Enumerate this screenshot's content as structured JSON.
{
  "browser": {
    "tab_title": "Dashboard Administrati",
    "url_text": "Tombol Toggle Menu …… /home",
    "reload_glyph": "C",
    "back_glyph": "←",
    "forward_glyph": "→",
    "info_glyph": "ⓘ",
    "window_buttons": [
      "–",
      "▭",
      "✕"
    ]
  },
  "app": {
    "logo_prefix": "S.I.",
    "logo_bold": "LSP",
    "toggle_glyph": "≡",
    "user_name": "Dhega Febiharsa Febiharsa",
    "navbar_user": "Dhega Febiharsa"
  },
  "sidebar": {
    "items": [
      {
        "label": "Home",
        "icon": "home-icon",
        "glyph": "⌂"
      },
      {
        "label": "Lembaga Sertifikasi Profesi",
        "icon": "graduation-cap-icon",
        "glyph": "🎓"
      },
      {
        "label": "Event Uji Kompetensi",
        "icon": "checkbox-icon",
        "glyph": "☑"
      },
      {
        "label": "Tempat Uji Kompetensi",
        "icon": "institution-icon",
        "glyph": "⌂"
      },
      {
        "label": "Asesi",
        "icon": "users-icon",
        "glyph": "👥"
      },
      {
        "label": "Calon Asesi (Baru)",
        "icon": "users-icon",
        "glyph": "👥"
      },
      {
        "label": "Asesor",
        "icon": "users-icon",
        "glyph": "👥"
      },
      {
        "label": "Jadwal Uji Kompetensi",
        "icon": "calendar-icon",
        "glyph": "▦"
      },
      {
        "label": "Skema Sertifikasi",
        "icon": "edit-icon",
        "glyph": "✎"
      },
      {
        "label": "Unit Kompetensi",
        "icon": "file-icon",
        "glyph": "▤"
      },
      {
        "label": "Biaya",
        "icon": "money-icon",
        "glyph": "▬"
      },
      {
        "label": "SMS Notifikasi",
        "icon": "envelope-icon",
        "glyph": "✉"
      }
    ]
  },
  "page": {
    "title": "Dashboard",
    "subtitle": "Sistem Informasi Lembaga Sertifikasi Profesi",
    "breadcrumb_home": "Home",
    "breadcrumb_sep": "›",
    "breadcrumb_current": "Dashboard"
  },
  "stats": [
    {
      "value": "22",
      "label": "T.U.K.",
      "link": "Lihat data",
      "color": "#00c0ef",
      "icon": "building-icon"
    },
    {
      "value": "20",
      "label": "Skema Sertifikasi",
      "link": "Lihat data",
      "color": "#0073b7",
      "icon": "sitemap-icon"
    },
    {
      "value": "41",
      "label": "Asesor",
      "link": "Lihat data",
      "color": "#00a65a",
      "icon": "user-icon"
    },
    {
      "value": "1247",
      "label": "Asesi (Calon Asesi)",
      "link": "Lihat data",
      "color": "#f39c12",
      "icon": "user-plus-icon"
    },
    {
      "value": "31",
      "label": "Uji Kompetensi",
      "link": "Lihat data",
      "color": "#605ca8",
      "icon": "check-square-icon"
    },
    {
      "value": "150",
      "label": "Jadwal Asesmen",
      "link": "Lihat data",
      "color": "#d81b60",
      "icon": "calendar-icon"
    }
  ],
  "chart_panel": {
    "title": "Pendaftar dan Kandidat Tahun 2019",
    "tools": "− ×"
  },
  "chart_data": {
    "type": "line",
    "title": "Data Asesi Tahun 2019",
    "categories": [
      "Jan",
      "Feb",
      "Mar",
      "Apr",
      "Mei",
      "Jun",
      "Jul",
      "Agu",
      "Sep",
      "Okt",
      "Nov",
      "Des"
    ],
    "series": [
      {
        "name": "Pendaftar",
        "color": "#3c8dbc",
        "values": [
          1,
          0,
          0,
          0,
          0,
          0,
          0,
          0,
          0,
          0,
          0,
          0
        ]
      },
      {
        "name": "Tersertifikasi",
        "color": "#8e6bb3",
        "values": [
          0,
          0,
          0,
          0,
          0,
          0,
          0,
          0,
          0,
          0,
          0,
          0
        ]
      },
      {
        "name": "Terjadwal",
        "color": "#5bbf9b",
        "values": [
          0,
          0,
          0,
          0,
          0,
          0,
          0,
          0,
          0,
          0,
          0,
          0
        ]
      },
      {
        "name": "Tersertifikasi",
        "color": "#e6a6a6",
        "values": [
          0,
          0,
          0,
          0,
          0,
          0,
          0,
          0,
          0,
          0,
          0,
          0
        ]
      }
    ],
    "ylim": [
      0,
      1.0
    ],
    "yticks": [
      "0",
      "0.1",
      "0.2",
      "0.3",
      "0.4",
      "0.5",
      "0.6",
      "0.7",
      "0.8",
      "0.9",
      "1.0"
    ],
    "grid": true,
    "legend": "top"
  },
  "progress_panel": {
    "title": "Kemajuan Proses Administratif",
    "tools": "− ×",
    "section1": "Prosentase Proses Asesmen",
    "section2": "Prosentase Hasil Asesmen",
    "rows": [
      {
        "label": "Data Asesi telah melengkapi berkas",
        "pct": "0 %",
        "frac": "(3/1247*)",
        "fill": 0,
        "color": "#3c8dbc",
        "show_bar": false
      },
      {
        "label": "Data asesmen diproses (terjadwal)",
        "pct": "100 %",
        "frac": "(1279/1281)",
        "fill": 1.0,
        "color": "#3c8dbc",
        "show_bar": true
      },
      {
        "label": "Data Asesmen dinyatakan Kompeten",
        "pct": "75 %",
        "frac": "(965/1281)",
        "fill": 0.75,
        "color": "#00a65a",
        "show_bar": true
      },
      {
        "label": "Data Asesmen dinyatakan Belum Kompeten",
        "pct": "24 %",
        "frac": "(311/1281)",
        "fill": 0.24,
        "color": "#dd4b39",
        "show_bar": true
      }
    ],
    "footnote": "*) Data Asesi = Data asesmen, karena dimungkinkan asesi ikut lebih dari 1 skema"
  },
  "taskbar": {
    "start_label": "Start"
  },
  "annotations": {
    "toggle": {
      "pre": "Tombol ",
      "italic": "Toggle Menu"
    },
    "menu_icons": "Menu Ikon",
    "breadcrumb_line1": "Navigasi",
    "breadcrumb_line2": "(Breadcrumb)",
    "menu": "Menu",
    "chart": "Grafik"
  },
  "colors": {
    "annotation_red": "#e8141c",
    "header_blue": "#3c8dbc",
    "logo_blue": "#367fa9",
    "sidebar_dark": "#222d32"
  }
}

··········

- [TASK INSTRUCTIONS]:
Set down all of the entries exactly, please.

- [RESPONSE TO THIS TASK]:
Enumerate this screenshot's content as structured JSON.
{
  "browser": {
    "tab_title": "Dashboard Administrati",
    "url_text": "Tombol Toggle Menu …… /home",
    "reload_glyph": "C",
    "back_glyph": "←",
    "forward_glyph": "→",
    "info_glyph": "ⓘ",
    "window_buttons": [
      "–",
      "▭",
      "✕"
    ]
  },
  "app": {
    "logo_prefix": "S.I.",
    "logo_bold": "LSP",
    "toggle_glyph": "≡",
    "user_name": "Dhega Febiharsa Febiharsa",
    "navbar_user": "Dhega Febiharsa"
  },
  "sidebar": {
    "items": [
      {
        "label": "Home",
        "icon": "home-icon",
        "glyph": "⌂"
      },
      {
        "label": "Lembaga Sertifikasi Profesi",
        "icon": "graduation-cap-icon",
        "glyph": "🎓"
      },
      {
        "label": "Event Uji Kompetensi",
        "icon": "checkbox-icon",
        "glyph": "☑"
      },
      {
        "label": "Tempat Uji Kompetensi",
        "icon": "institution-icon",
        "glyph": "⌂"
      },
      {
        "label": "Asesi",
        "icon": "users-icon",
        "glyph": "👥"
      },
      {
        "label": "Calon Asesi (Baru)",
        "icon": "users-icon",
        "glyph": "👥"
      },
      {
        "label": "Asesor",
        "icon": "users-icon",
        "glyph": "👥"
      },
      {
        "label": "Jadwal Uji Kompetensi",
        "icon": "calendar-icon",
        "glyph": "▦"
      },
      {
        "label": "Skema Sertifikasi",
        "icon": "edit-icon",
        "glyph": "✎"
      },
      {
        "label": "Unit Kompetensi",
        "icon": "file-icon",
        "glyph": "▤"
      },
      {
        "label": "Biaya",
        "icon": "money-icon",
        "glyph": "▬"
      },
      {
        "label": "SMS Notifikasi",
        "icon": "envelope-icon",
        "glyph": "✉"
      }
    ]
  },
  "page": {
    "title": "Dashboard",
    "subtitle": "Sistem Informasi Lembaga Sertifikasi Profesi",
    "breadcrumb_home": "Home",
    "breadcrumb_sep": "›",
    "breadcrumb_current": "Dashboard"
  },
  "stats": [
    {
      "value": "22",
      "label": "T.U.K.",
      "link": "Lihat data",
      "color": "#00c0ef",
      "icon": "building-icon"
    },
    {
      "value": "20",
      "label": "Skema Sertifikasi",
      "link": "Lihat data",
      "color": "#0073b7",
      "icon": "sitemap-icon"
    },
    {
      "value": "41",
      "label": "Asesor",
      "link": "Lihat data",
      "color": "#00a65a",
      "icon": "user-icon"
    },
    {
      "value": "1247",
      "label": "Asesi (Calon Asesi)",
      "link": "Lihat data",
      "color": "#f39c12",
      "icon": "user-plus-icon"
    },
    {
      "value": "31",
      "label": "Uji Kompetensi",
      "link": "Lihat data",
      "color": "#605ca8",
      "icon": "check-square-icon"
    },
    {
      "value": "150",
      "label": "Jadwal Asesmen",
      "link": "Lihat data",
      "color": "#d81b60",
      "icon": "calendar-icon"
    }
  ],
  "chart_panel": {
    "title": "Pendaftar dan Kandidat Tahun 2019",
    "tools": "− ×"
  },
  "chart_data": {
    "type": "line",
    "title": "Data Asesi Tahun 2019",
    "categories": [
      "Jan",
      "Feb",
      "Mar",
      "Apr",
      "Mei",
      "Jun",
      "Jul",
      "Agu",
      "Sep",
      "Okt",
      "Nov",
      "Des"
    ],
    "series": [
      {
        "name": "Pendaftar",
        "color": "#3c8dbc",
        "values": [
          1,
          0,
          0,
          0,
          0,
          0,
          0,
          0,
          0,
          0,
          0,
          0
        ]
      },
      {
        "name": "Tersertifikasi",
        "color": "#8e6bb3",
        "values": [
          0,
          0,
          0,
          0,
          0,
          0,
          0,
          0,
          0,
          0,
          0,
          0
        ]
      },
      {
        "name": "Terjadwal",
        "color": "#5bbf9b",
        "values": [
          0,
          0,
          0,
          0,
          0,
          0,
          0,
          0,
          0,
          0,
          0,
          0
        ]
      },
      {
        "name": "Tersertifikasi",
        "color": "#e6a6a6",
        "values": [
          0,
          0,
          0,
          0,
          0,
          0,
          0,
          0,
          0,
          0,
          0,
          0
        ]
      }
    ],
    "ylim": [
      0,
      1.0
    ],
    "yticks": [
      "0",
      "0.1",
      "0.2",
      "0.3",
      "0.4",
      "0.5",
      "0.6",
      "0.7",
      "0.8",
      "0.9",
      "1.0"
    ],
    "grid": true,
    "legend": "top"
  },
  "progress_panel": {
    "title": "Kemajuan Proses Administratif",
    "tools": "− ×",
    "section1": "Prosentase Proses Asesmen",
    "section2": "Prosentase Hasil Asesmen",
    "rows": [
      {
        "label": "Data Asesi telah melengkapi berkas",
        "pct": "0 %",
        "frac": "(3/1247*)",
        "fill": 0,
        "color": "#3c8dbc",
        "show_bar": false
      },
      {
        "label": "Data asesmen diproses (terjadwal)",
        "pct": "100 %",
        "frac": "(1279/1281)",
        "fill": 1.0,
        "color": "#3c8dbc",
        "show_bar": true
      },
      {
        "label": "Data Asesmen dinyatakan Kompeten",
        "pct": "75 %",
        "frac": "(965/1281)",
        "fill": 0.75,
        "color": "#00a65a",
        "show_bar": true
      },
      {
        "label": "Data Asesmen dinyatakan Belum Kompeten",
        "pct": "24 %",
        "frac": "(311/1281)",
        "fill": 0.24,
        "color": "#dd4b39",
        "show_bar": true
      }
    ],
    "footnote": "*) Data Asesi = Data asesmen, karena dimungkinkan asesi ikut lebih dari 1 skema"
  },
  "taskbar": {
    "start_label": "Start"
  },
  "annotations": {
    "toggle": {
      "pre": "Tombol ",
      "italic": "Toggle Menu"
    },
    "menu_icons": "Menu Ikon",
    "breadcrumb_line1": "Navigasi",
    "breadcrumb_line2": "(Breadcrumb)",
    "menu": "Menu",
    "chart": "Grafik"
  },
  "colors": {
    "annotation_red": "#e8141c",
    "header_blue": "#3c8dbc",
    "logo_blue": "#367fa9",
    "sidebar_dark": "#222d32"
  }
}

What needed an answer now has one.